Instruction = The listing must be reproduced in full, exactly as it stands.

+++++

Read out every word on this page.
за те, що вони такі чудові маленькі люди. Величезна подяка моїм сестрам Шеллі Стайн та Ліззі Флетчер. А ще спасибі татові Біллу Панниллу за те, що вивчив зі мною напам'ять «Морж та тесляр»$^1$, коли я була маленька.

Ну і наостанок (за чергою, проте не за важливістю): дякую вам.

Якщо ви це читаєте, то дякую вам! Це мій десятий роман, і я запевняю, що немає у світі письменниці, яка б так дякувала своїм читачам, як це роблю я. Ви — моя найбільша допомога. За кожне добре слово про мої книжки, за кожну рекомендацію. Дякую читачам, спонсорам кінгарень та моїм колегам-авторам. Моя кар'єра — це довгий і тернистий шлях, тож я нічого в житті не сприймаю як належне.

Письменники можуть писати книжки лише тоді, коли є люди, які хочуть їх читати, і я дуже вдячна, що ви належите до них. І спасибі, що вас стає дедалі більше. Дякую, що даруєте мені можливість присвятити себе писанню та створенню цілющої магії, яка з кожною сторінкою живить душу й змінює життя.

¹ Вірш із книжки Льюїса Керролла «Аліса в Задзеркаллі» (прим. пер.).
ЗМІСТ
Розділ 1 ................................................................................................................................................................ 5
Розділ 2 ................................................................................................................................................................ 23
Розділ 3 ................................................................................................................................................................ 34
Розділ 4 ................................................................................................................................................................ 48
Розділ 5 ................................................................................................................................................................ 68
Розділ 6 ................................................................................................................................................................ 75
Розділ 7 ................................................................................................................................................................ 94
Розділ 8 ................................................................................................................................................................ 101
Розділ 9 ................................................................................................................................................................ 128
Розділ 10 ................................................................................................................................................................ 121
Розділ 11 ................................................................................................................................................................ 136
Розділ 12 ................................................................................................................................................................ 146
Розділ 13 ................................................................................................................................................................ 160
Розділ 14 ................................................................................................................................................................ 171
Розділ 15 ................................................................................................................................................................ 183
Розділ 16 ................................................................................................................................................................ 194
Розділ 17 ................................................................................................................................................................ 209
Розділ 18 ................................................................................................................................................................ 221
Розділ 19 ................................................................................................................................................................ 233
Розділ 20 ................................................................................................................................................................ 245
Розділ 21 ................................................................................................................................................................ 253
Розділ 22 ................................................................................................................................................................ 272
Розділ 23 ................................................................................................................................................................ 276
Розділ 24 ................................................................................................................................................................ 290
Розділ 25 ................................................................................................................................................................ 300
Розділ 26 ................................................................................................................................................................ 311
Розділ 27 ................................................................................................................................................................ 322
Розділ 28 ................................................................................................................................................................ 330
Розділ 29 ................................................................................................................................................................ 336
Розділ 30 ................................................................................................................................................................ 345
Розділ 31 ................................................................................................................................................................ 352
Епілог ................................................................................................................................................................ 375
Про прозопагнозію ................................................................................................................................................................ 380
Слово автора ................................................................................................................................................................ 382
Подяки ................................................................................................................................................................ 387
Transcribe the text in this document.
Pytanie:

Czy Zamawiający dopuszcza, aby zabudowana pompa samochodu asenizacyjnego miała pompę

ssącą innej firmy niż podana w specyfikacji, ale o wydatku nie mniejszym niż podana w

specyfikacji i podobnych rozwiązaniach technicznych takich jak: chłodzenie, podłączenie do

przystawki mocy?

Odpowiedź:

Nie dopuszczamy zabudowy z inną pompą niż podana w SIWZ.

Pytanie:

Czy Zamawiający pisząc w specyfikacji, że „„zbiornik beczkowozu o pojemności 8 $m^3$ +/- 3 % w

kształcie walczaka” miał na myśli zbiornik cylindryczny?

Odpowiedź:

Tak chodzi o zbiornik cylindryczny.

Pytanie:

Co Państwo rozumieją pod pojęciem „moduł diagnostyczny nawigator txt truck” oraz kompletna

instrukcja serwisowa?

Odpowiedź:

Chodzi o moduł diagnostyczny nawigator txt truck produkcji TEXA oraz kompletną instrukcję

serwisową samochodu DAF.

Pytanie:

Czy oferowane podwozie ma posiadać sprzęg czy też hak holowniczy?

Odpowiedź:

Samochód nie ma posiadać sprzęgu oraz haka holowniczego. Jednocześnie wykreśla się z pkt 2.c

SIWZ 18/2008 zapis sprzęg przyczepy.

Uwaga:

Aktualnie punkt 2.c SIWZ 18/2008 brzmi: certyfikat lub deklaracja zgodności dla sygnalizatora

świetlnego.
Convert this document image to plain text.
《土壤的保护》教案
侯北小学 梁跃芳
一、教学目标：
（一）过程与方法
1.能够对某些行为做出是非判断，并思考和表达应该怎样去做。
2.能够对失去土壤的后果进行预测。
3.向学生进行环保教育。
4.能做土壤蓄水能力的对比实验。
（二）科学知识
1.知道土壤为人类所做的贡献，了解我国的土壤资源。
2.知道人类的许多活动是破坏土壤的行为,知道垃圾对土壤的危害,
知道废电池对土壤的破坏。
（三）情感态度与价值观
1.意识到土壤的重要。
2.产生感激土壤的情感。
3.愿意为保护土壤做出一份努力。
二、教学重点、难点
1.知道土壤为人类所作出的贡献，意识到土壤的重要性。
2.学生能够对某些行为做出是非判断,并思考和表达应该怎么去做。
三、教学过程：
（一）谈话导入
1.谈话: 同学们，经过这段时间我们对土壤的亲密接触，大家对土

+++++

Response to the exercise =
Read out every word on this page.
за те, що вони такі чудові маленькі люди. Величезна подяка моїм сестрам Шеллі Стайн та Ліззі Флетчер. А ще спасибі татові Біллу Панниллу за те, що вивчив зі мною напам'ять «Морж та тесляр»$^1$, коли я була маленька.

Ну і наостанок (за чергою, проте не за важливістю): дякую вам.

Якщо ви це читаєте, то дякую вам! Це мій десятий роман, і я запевняю, що немає у світі письменниці, яка б так дякувала своїм читачам, як це роблю я. Ви — моя найбільша допомога. За кожне добре слово про мої книжки, за кожну рекомендацію. Дякую читачам, спонсорам кінгарень та моїм колегам-авторам. Моя кар'єра — це довгий і тернистий шлях, тож я нічого в житті не сприймаю як належне.

Письменники можуть писати книжки лише тоді, коли є люди, які хочуть їх читати, і я дуже вдячна, що ви належите до них. І спасибі, що вас стає дедалі більше. Дякую, що даруєте мені можливість присвятити себе писанню та створенню цілющої магії, яка з кожною сторінкою живить душу й змінює життя.

¹ Вірш із книжки Льюїса Керролла «Аліса в Задзеркаллі» (прим. пер.).
ЗМІСТ
Розділ 1 ................................................................................................................................................................ 5
Розділ 2 ................................................................................................................................................................ 23
Розділ 3 ................................................................................................................................................................ 34
Розділ 4 ................................................................................................................................................................ 48
Розділ 5 ................................................................................................................................................................ 68
Розділ 6 ................................................................................................................................................................ 75
Розділ 7 ................................................................................................................................................................ 94
Розділ 8 ................................................................................................................................................................ 101
Розділ 9 ................................................................................................................................................................ 128
Розділ 10 ................................................................................................................................................................ 121
Розділ 11 ................................................................................................................................................................ 136
Розділ 12 ................................................................................................................................................................ 146
Розділ 13 ................................................................................................................................................................ 160
Розділ 14 ................................................................................................................................................................ 171
Розділ 15 ................................................................................................................................................................ 183
Розділ 16 ................................................................................................................................................................ 194
Розділ 17 ................................................................................................................................................................ 209
Розділ 18 ................................................................................................................................................................ 221
Розділ 19 ................................................................................................................................................................ 233
Розділ 20 ................................................................................................................................................................ 245
Розділ 21 ................................................................................................................................................................ 253
Розділ 22 ................................................................................................................................................................ 272
Розділ 23 ................................................................................................................................................................ 276
Розділ 24 ................................................................................................................................................................ 290
Розділ 25 ................................................................................................................................................................ 300
Розділ 26 ................................................................................................................................................................ 311
Розділ 27 ................................................................................................................................................................ 322
Розділ 28 ................................................................................................................................................................ 330
Розділ 29 ................................................................................................................................................................ 336
Розділ 30 ................................................................................................................................................................ 345
Розділ 31 ................................................................................................................................................................ 352
Епілог ................................................................................................................................................................ 375
Про прозопагнозію ................................................................................................................................................................ 380
Слово автора ................................................................................................................................................................ 382
Подяки ................................................................................................................................................................ 387
Transcribe the text in this document.
Pytanie:

Czy Zamawiający dopuszcza, aby zabudowana pompa samochodu asenizacyjnego miała pompę

ssącą innej firmy niż podana w specyfikacji, ale o wydatku nie mniejszym niż podana w

specyfikacji i podobnych rozwiązaniach technicznych takich jak: chłodzenie, podłączenie do

przystawki mocy?

Odpowiedź:

Nie dopuszczamy zabudowy z inną pompą niż podana w SIWZ.

Pytanie:

Czy Zamawiający pisząc w specyfikacji, że „„zbiornik beczkowozu o pojemności 8 $m^3$ +/- 3 % w

kształcie walczaka” miał na myśli zbiornik cylindryczny?

Odpowiedź:

Tak chodzi o zbiornik cylindryczny.

Pytanie:

Co Państwo rozumieją pod pojęciem „moduł diagnostyczny nawigator txt truck” oraz kompletna

instrukcja serwisowa?

Odpowiedź:

Chodzi o moduł diagnostyczny nawigator txt truck produkcji TEXA oraz kompletną instrukcję

serwisową samochodu DAF.

Pytanie:

Czy oferowane podwozie ma posiadać sprzęg czy też hak holowniczy?

Odpowiedź:

Samochód nie ma posiadać sprzęgu oraz haka holowniczego. Jednocześnie wykreśla się z pkt 2.c

SIWZ 18/2008 zapis sprzęg przyczepy.

Uwaga:

Aktualnie punkt 2.c SIWZ 18/2008 brzmi: certyfikat lub deklaracja zgodności dla sygnalizatora

świetlnego.
Convert this document image to plain text.
《土壤的保护》教案
侯北小学 梁跃芳
一、教学目标：
（一）过程与方法
1.能够对某些行为做出是非判断，并思考和表达应该怎样去做。
2.能够对失去土壤的后果进行预测。
3.向学生进行环保教育。
4.能做土壤蓄水能力的对比实验。
（二）科学知识
1.知道土壤为人类所做的贡献，了解我国的土壤资源。
2.知道人类的许多活动是破坏土壤的行为,知道垃圾对土壤的危害,
知道废电池对土壤的破坏。
（三）情感态度与价值观
1.意识到土壤的重要。
2.产生感激土壤的情感。
3.愿意为保护土壤做出一份努力。
二、教学重点、难点
1.知道土壤为人类所作出的贡献，意识到土壤的重要性。
2.学生能够对某些行为做出是非判断,并思考和表达应该怎么去做。
三、教学过程：
（一）谈话导入
1.谈话: 同学们，经过这段时间我们对土壤的亲密接触，大家对土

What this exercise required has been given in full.